___ DOCUMENT PASSAGE ___

The target bundle has no say over who inspects or messages its sessions. This
is a capability model — the grant travels with the principal — and within a
single relay it is sufficient and non-redundant, because the relay mediates
both ends inside one trust domain.
- A target-side filter (a bundle declaring "who may look/send/list into me") was
considered and **deliberately deferred**. It is a different authority axis
(target exposure, "who may touch me") that *composes* with the origin
capability rather than replacing it, and it is not yet justified intra-relay:
a second inbound-policy site can drift from or contradict the origin scope, and
the relay already enforces ingress. Two related axes are kept distinct: *who
decides* (origin vs target) and *how granular* (today `all` is a blanket
cross-bundle grant; finer "may inspect bundle-b but not bundle-c" control, if
needed, is cheaper expressed as scoped origin-side grants than as target ACLs).
- The forcing function for target-side filtering is **cross-relay**, where the
trust boundary makes a target relay's ingress filter load-bearing (a target
relay cannot assume the origin enforced anything; its sensible default is
deny-by-default for foreign origins, the opposite of the intra-relay
default-open stance). The intent is to design that filter first and only then
decide whether to project the proven shape down onto intra-relay bundles —
rather than mirroring it onto bundles for symmetry alone. Note that there is no
"global/relay-principal exempt tier": a relay-wide principal's home is its own
namespace (`GLOBAL` / `RELAY`), so it reaches bundles through the same uniform
`all` threshold as anyone else, just configured on a privileged operator
preset. The natural insertion point for a future target-side filter now exists
as a single seam: the `authorize_route` stage is the one place every target
operation passes through, so an ingress hook is a localized addition there
rather than N per-operation edits. See `ideas/relay` (inter-relay target
filtering) for the open design thread.
### Delivery
- Chat delivery is async-only; `delivery_mode` is no longer part of the relay
send API. With the field removed, an internally tagged request silently
ignores it like any other unrecognised field.
- Delivery is unbounded by design — bounded only by relay lifetime via
shutdown — so the send API carries no caller-supplied delivery timeout.
- Pre-hello idle sockets are reaped in host connection workers to prevent
starvation (`AGENTMUX_RELAY_PRE_HELLO_IDLE_TIMEOUT_MS` override).

___

WORK TASK A – From the relay design notes, quote the passage starting with "### Delivery" and going on through "caller-supplied delivery timeout.".
WORK TASK B – List every distinct term that the relay design notes set in code formatting (between backticks).
WORK TASK C – Proceed with the relay design notes from their final sentence onward.

___ STORED DATA ___

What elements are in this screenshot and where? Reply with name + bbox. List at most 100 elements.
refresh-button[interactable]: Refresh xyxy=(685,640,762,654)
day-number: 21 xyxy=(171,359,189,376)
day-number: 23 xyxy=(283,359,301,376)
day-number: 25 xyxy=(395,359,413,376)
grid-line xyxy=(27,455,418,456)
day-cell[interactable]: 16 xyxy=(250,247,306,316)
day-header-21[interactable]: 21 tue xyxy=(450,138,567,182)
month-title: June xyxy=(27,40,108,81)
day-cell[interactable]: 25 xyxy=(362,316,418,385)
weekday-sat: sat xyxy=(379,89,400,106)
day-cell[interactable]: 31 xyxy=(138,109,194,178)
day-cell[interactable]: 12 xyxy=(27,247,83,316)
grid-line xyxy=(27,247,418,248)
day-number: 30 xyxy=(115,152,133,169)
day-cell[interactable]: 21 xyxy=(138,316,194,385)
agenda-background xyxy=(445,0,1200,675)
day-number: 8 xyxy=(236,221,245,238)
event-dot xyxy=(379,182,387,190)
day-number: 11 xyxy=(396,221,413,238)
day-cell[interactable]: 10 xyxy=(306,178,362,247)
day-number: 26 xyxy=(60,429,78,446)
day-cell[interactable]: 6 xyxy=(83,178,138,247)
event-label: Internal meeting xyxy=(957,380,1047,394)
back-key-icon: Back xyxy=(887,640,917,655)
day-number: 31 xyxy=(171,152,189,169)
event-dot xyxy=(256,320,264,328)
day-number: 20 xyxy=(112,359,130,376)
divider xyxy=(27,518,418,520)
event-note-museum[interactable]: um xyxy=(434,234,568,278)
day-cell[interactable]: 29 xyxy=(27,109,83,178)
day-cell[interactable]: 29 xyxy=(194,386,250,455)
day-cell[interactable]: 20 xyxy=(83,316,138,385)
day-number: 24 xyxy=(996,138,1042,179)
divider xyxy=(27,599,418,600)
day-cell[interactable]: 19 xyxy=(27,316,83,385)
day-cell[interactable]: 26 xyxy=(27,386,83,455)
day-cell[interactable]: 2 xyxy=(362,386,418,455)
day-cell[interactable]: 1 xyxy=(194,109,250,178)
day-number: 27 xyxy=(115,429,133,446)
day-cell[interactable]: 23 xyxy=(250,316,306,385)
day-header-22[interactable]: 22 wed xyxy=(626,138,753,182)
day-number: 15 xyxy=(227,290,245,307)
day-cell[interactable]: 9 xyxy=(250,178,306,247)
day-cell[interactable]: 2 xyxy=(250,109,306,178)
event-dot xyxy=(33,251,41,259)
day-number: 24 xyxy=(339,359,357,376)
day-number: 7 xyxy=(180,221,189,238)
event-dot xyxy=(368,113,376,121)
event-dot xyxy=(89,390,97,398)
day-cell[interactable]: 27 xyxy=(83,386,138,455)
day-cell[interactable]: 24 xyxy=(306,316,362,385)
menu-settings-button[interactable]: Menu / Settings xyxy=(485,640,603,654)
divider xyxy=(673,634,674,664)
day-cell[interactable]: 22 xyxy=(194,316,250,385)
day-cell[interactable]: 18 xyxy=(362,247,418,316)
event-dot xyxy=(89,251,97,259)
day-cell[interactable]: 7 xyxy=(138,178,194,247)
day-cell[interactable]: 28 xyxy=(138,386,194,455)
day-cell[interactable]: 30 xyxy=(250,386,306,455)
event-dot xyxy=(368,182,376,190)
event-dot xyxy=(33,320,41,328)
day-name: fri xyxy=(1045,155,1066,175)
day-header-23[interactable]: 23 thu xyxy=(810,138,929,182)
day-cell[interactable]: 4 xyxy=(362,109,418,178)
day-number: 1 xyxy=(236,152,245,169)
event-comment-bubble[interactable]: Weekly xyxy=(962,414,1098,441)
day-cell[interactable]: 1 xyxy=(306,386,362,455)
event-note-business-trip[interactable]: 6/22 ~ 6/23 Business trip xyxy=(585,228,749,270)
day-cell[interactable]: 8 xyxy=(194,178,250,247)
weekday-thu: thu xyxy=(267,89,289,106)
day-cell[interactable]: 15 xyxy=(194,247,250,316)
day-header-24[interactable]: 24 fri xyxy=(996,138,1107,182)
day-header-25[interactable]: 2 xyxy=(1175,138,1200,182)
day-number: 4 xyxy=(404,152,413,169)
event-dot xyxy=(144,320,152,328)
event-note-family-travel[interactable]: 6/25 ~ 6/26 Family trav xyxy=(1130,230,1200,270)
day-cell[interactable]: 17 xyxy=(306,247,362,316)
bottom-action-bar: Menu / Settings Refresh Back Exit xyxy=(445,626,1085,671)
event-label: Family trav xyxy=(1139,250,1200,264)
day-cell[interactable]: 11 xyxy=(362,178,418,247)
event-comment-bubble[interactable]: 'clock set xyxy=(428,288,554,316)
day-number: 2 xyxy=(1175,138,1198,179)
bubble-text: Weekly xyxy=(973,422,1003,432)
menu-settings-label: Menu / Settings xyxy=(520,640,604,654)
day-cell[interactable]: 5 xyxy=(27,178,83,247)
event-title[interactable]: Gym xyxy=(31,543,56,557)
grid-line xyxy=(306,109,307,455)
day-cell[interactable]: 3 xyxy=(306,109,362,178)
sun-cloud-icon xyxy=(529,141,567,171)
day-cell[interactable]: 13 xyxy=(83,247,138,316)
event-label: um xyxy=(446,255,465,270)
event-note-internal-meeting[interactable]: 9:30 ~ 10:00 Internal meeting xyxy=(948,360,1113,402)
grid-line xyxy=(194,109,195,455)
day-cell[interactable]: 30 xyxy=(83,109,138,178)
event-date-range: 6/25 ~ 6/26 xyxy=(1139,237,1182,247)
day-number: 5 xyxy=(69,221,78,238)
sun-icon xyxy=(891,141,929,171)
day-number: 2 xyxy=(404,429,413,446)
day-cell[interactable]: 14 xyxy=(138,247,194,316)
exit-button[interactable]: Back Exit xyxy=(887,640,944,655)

___

WRITTEN RESPONSE A –
### Delivery
- Chat delivery is async-only; `delivery_mode` is no longer part of the relay
send API. With the field removed, an internally tagged request silently
ignores it like any other unrecognised field.
- Delivery is unbounded by design — bounded only by relay lifetime via
shutdown — so the send API carries no caller-supplied delivery timeout.

WRITTEN RESPONSE B –
- all
- ideas/relay
- GLOBAL
- RELAY
- authorize_route
- delivery_mode
- AGENTMUX_RELAY_PRE_HELLO_IDLE_TIMEOUT_MS

WRITTEN RESPONSE C –
- Each connection owns a per-connection writer task (mpsc + tokio write half)
that applies a relay-to-client write timeout
(`AGENTMUX_RELAY_CONNECTION_WRITE_TIMEOUT_MS` override, default 5s). A
stalled client cannot pin the writer — or, via cloned writer senders, a
delivery worker — indefinitely: a tripped write emits a
`relay.connection.write_timeout` inscription and the writer task exits,
closing the channel so cloned senders surface the disconnect.
- The stream registry entry is released via a drop guard so an async-cancelled
connection cannot leak a registry entry and wedge the next same-identity
reconnect into an identity-claim conflict.
- Host accept loops emit `relay.connection_pool.metrics` on each accept
(`max_connections`/`active`/`rejected` counts) so saturation against the
unified `AGENTMUX_RELAY_MAX_CONNECTIONS` cap is observable. Connections that
exceed the cap receive a `runtime_connection_limit_reached` error.
- Stream events are correlated by `message_id` for send completion workflows.
- Per-target delivery workers run as tokio tasks (`tokio::spawn`) reading
from a `tokio::sync::mpsc::UnboundedReceiver`. The worker is a concurrent
produce-and-collect loop: it submits each task to its transport via the
non-blocking `mailw`/`raww` seam and collects the resolved `OutcomeFuture`s
from a `JoinSet`, so a transport's blocking IO never pins the worker. Each
transport owns its own internal delivery task and its `spawn_blocking` /
blocking thread (tmux pane quiescence + paste; the ACP single-flight
prompt-completion wait; ACP bootstrap and a driver-owned respawn monitor).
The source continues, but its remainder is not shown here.